[Records from a collection]
____________
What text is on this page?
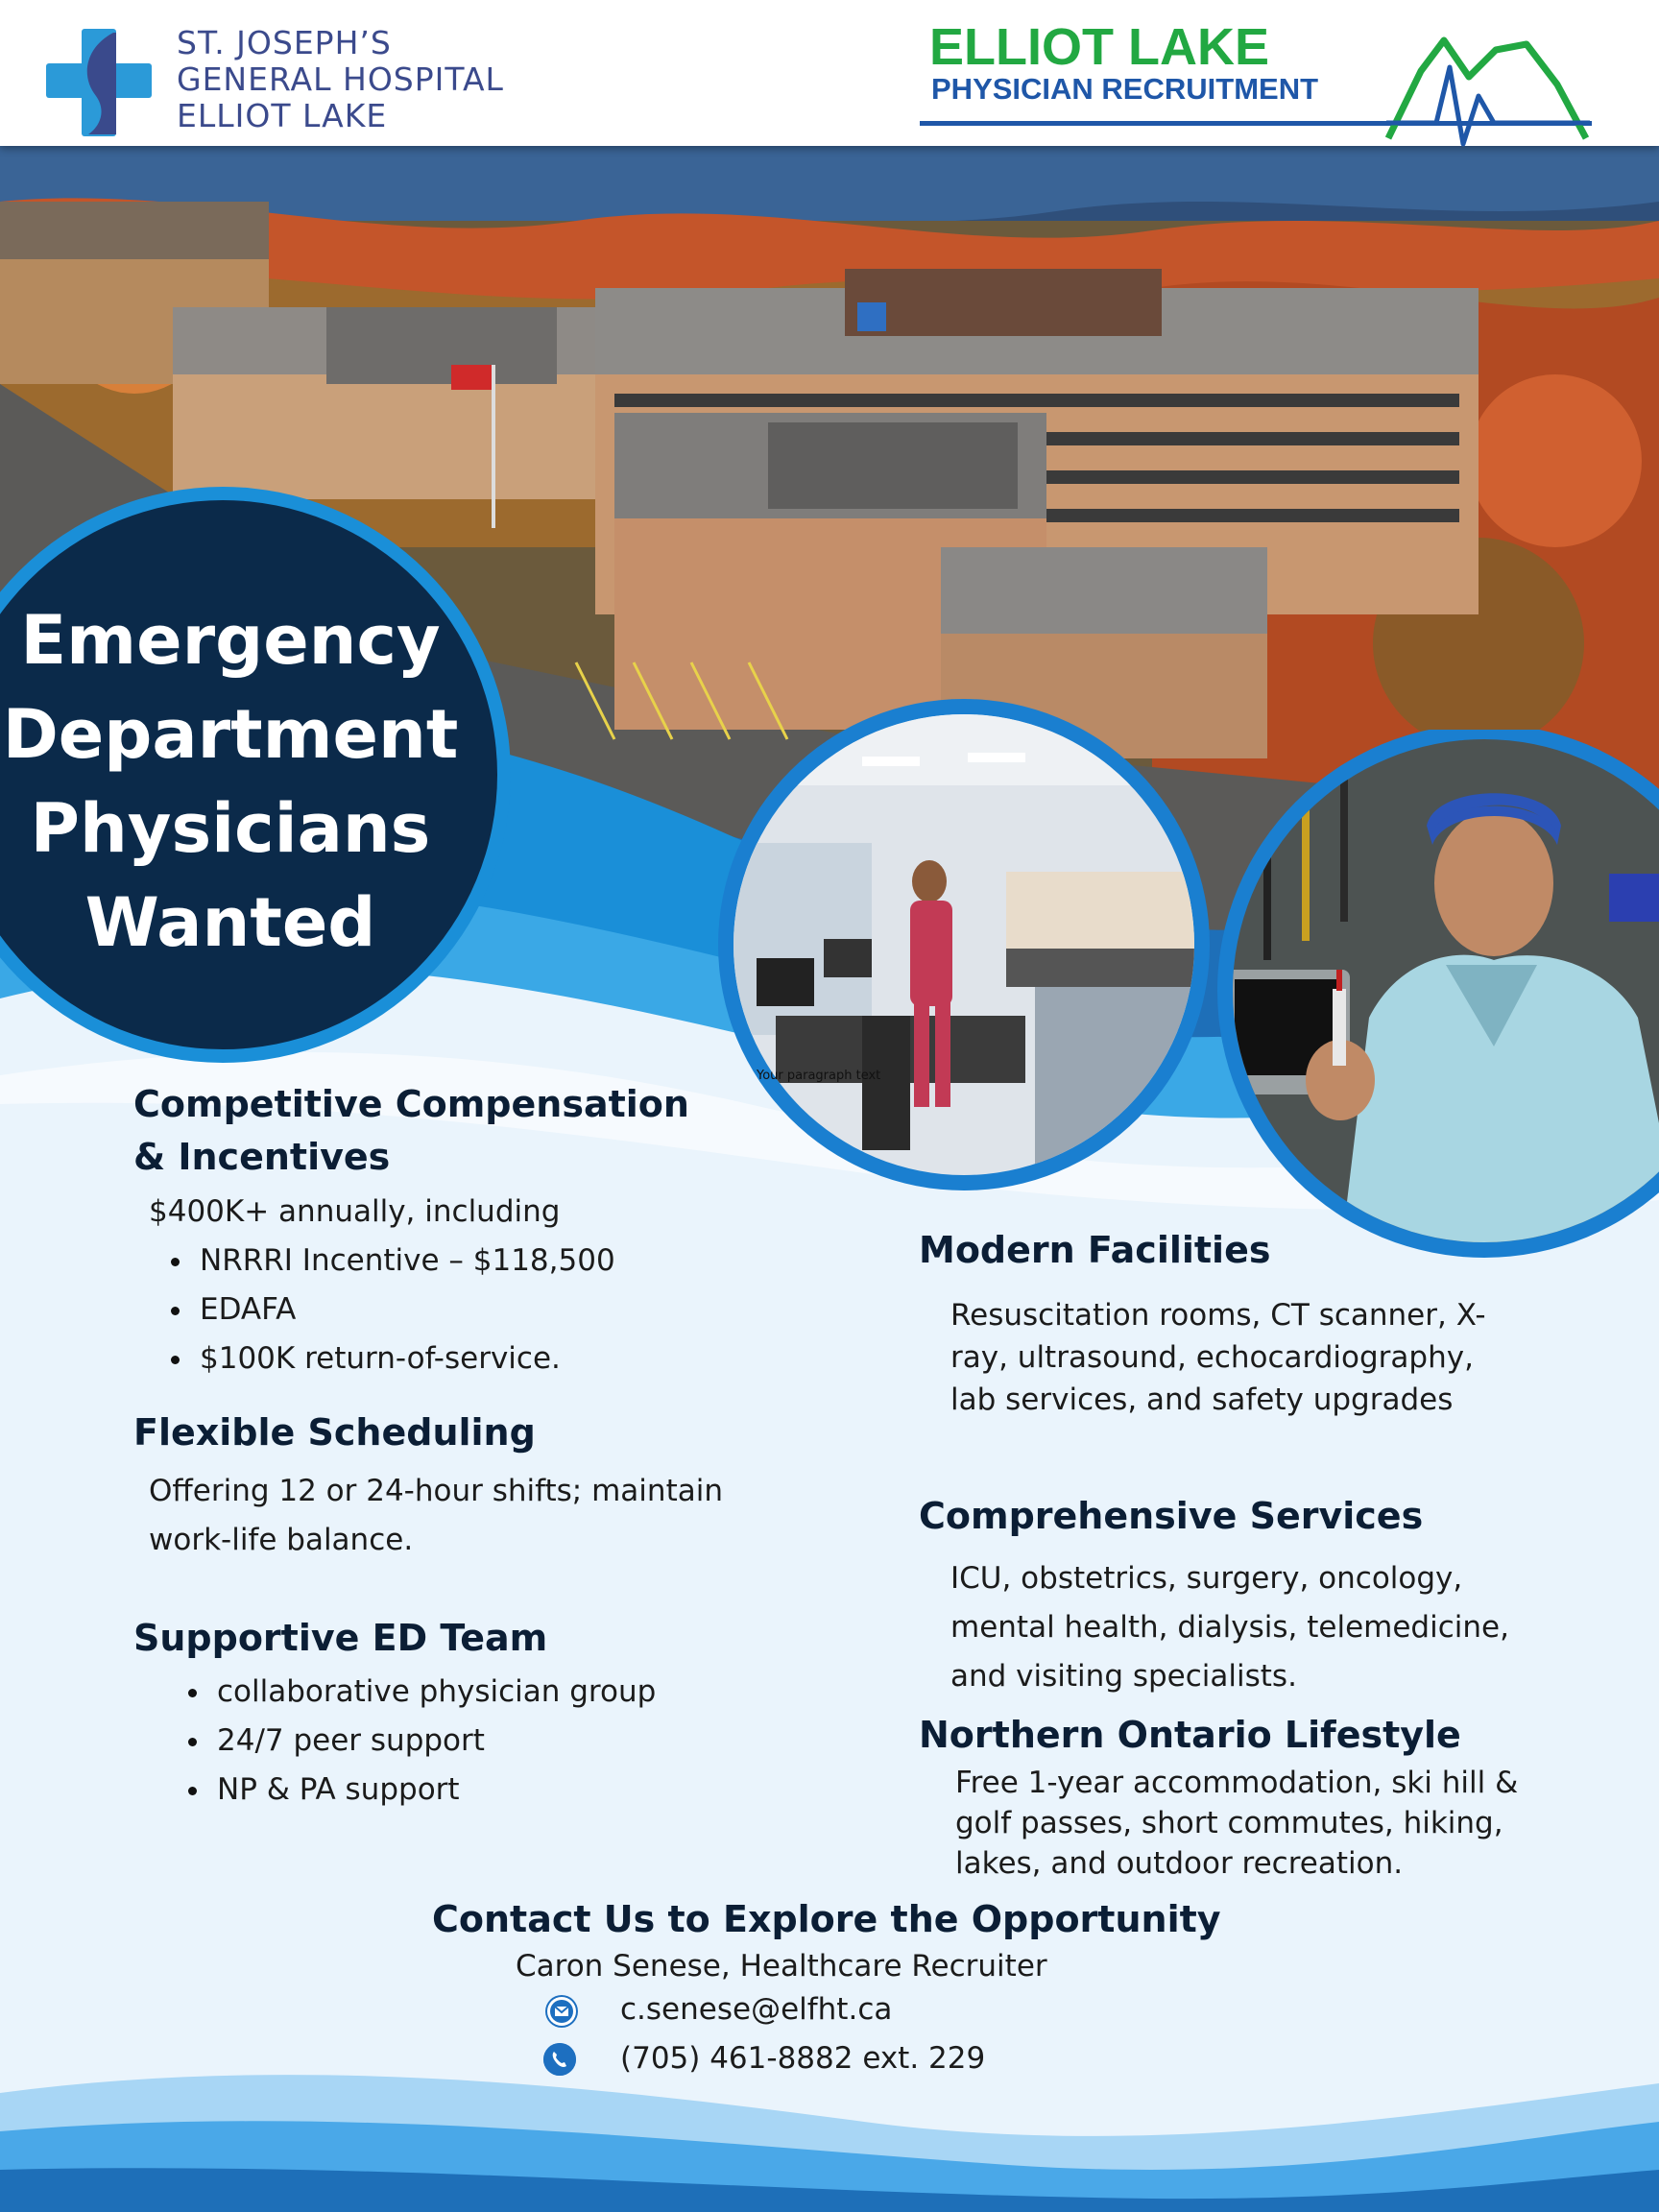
ST. JOSEPH’S
GENERAL HOSPITAL
ELLIOT LAKE
ELLIOT LAKE
PHYSICIAN RECRUITMENT
Emergency
Department
Physicians
Wanted
Your paragraph text
Competitive Compensation
& Incentives
$400K+ annually, including
NRRRI Incentive – $118,500
EDAFA
$100K return-of-service.
Flexible Scheduling
Offering 12 or 24-hour shifts; maintain
work-life balance.
Supportive ED Team
collaborative physician group
24/7 peer support
NP & PA support
Modern Facilities
Resuscitation rooms, CT scanner, X-
ray, ultrasound, echocardiography,
lab services, and safety upgrades
Comprehensive Services
ICU, obstetrics, surgery, oncology,
mental health, dialysis, telemedicine,
and visiting specialists.
Northern Ontario Lifestyle
Free 1-year accommodation, ski hill &
golf passes, short commutes, hiking,
lakes, and outdoor recreation.
Contact Us to Explore the Opportunity
Caron Senese, Healthcare Recruiter
c.senese@elfht.ca
(705) 461-8882 ext. 229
____________
All of the data above should be transcribed verbatim, with pictures omitted.

What text is on this page?
ST. JOSEPH’S
GENERAL HOSPITAL
ELLIOT LAKE
ELLIOT LAKE
PHYSICIAN RECRUITMENT
Emergency
Department
Physicians
Wanted
Your paragraph text
Competitive Compensation
& Incentives
$400K+ annually, including
NRRRI Incentive – $118,500
EDAFA
$100K return-of-service.
Flexible Scheduling
Offering 12 or 24-hour shifts; maintain
work-life balance.
Supportive ED Team
collaborative physician group
24/7 peer support
NP & PA support
Modern Facilities
Resuscitation rooms, CT scanner, X-
ray, ultrasound, echocardiography,
lab services, and safety upgrades
Comprehensive Services
ICU, obstetrics, surgery, oncology,
mental health, dialysis, telemedicine,
and visiting specialists.
Northern Ontario Lifestyle
Free 1-year accommodation, ski hill &
golf passes, short commutes, hiking,
lakes, and outdoor recreation.
Contact Us to Explore the Opportunity
Caron Senese, Healthcare Recruiter
c.senese@elfht.ca
(705) 461-8882 ext. 229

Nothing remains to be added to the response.